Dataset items
## begin
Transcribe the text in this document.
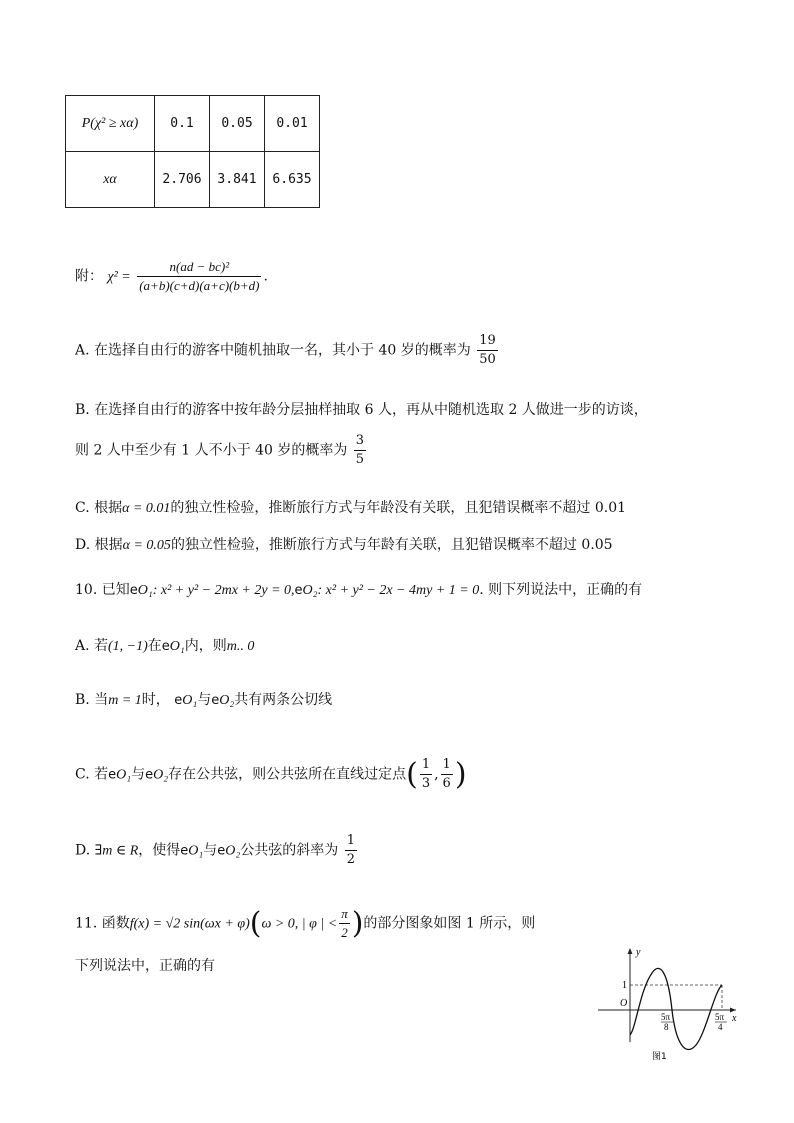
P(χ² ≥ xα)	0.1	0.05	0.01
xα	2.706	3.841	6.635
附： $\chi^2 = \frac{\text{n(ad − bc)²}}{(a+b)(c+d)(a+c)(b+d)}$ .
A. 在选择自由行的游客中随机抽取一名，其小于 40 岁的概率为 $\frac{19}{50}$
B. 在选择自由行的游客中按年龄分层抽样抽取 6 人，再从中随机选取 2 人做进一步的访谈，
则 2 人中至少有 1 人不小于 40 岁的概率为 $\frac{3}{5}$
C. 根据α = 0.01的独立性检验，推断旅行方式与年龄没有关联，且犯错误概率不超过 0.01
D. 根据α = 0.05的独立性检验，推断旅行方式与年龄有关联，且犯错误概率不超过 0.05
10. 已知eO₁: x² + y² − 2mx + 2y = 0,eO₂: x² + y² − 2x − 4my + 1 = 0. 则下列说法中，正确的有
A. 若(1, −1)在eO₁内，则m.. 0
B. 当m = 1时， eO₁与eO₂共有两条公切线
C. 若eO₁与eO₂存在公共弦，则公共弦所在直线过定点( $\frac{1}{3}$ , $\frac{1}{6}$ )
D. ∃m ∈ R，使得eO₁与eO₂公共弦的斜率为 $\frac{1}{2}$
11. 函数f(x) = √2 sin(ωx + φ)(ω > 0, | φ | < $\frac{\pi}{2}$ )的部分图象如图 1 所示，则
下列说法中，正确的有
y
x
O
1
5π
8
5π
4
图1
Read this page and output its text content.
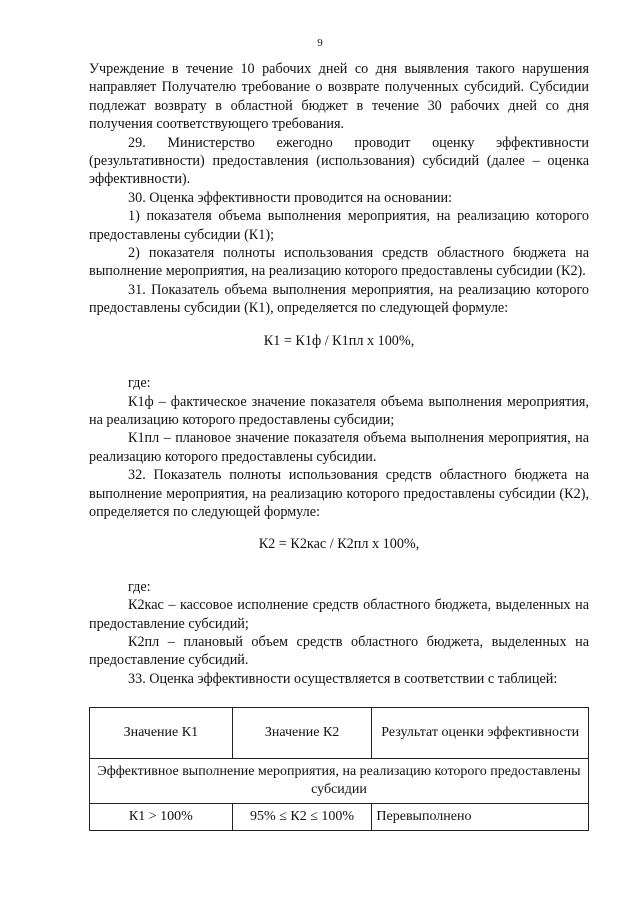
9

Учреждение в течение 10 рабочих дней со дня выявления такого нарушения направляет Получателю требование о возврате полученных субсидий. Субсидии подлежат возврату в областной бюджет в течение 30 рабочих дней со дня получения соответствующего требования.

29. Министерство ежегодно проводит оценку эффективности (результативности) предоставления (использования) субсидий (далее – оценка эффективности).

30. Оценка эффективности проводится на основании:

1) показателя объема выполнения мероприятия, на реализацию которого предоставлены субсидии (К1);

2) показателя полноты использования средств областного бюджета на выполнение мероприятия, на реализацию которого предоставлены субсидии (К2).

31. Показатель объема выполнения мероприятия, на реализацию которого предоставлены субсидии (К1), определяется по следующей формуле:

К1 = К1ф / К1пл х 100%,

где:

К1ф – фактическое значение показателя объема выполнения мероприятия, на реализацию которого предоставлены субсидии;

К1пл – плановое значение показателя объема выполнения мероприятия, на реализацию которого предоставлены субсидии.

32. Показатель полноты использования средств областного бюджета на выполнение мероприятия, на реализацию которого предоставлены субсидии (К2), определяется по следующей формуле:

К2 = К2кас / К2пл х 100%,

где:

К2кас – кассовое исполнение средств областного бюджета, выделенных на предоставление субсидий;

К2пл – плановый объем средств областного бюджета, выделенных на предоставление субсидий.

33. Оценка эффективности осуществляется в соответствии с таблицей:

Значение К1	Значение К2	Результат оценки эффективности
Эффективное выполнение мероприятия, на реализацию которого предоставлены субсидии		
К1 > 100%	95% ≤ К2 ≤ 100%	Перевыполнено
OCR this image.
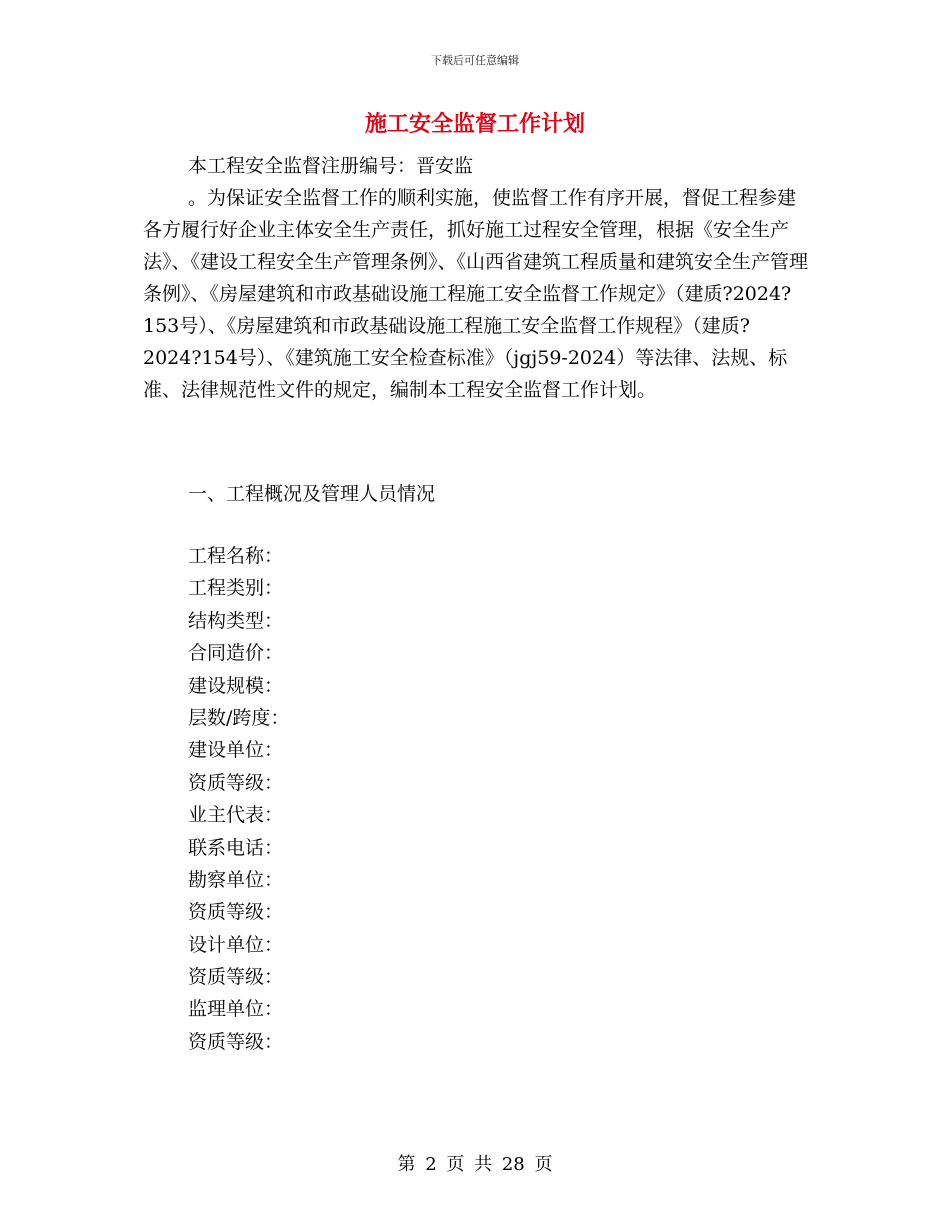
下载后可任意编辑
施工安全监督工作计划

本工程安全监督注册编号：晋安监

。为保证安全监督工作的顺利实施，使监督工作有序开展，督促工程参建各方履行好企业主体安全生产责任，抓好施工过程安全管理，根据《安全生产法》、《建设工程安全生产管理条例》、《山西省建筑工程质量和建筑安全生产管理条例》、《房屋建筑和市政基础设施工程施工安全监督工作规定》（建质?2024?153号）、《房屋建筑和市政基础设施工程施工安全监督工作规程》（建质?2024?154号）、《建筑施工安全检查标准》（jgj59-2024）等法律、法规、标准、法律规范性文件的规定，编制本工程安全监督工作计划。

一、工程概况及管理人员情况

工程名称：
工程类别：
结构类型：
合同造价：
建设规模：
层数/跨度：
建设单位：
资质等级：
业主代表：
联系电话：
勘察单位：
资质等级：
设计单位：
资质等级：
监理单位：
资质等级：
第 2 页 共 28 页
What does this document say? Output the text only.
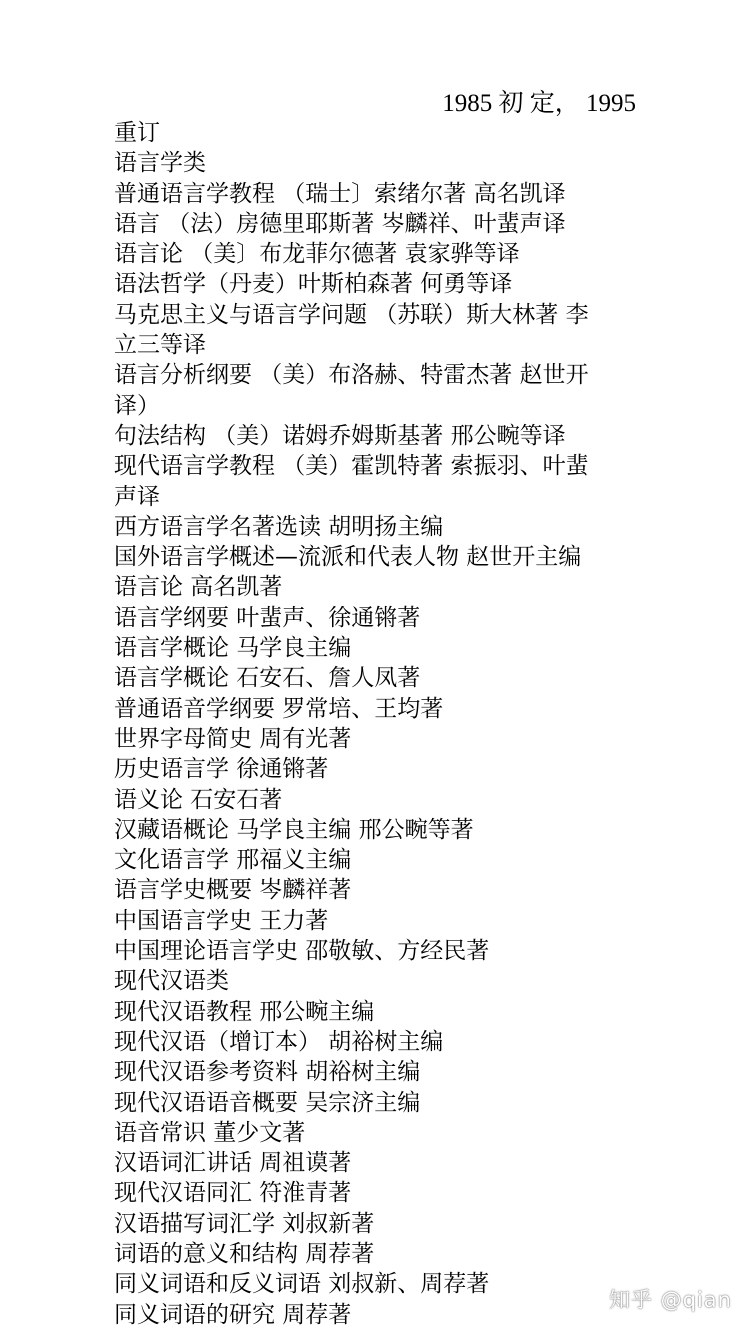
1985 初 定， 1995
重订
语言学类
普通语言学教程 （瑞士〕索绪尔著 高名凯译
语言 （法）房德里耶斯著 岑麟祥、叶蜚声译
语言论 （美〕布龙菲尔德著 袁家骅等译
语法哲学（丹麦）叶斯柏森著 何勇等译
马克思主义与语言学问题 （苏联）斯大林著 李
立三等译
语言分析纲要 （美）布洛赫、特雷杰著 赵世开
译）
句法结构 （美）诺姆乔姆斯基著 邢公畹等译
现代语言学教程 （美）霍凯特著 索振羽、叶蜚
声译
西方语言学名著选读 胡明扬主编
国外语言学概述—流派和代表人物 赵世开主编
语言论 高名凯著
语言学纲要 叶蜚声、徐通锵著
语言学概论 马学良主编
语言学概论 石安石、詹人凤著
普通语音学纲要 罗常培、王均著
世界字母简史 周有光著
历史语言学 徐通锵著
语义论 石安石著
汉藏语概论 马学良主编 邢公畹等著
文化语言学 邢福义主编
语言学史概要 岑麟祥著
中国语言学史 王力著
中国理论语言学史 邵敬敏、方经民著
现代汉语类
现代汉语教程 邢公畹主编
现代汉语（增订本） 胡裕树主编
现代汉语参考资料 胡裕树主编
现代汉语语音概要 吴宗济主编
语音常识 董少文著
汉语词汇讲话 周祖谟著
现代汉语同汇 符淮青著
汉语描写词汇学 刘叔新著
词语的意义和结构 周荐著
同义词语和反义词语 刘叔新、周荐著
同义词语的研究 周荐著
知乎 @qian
## end
# PROBLEM DESCRIPTION
How many lines in these entries contain the string "且犯错误概率不超过"? State the number and nothing more.

# CORRECT OUTPUT
2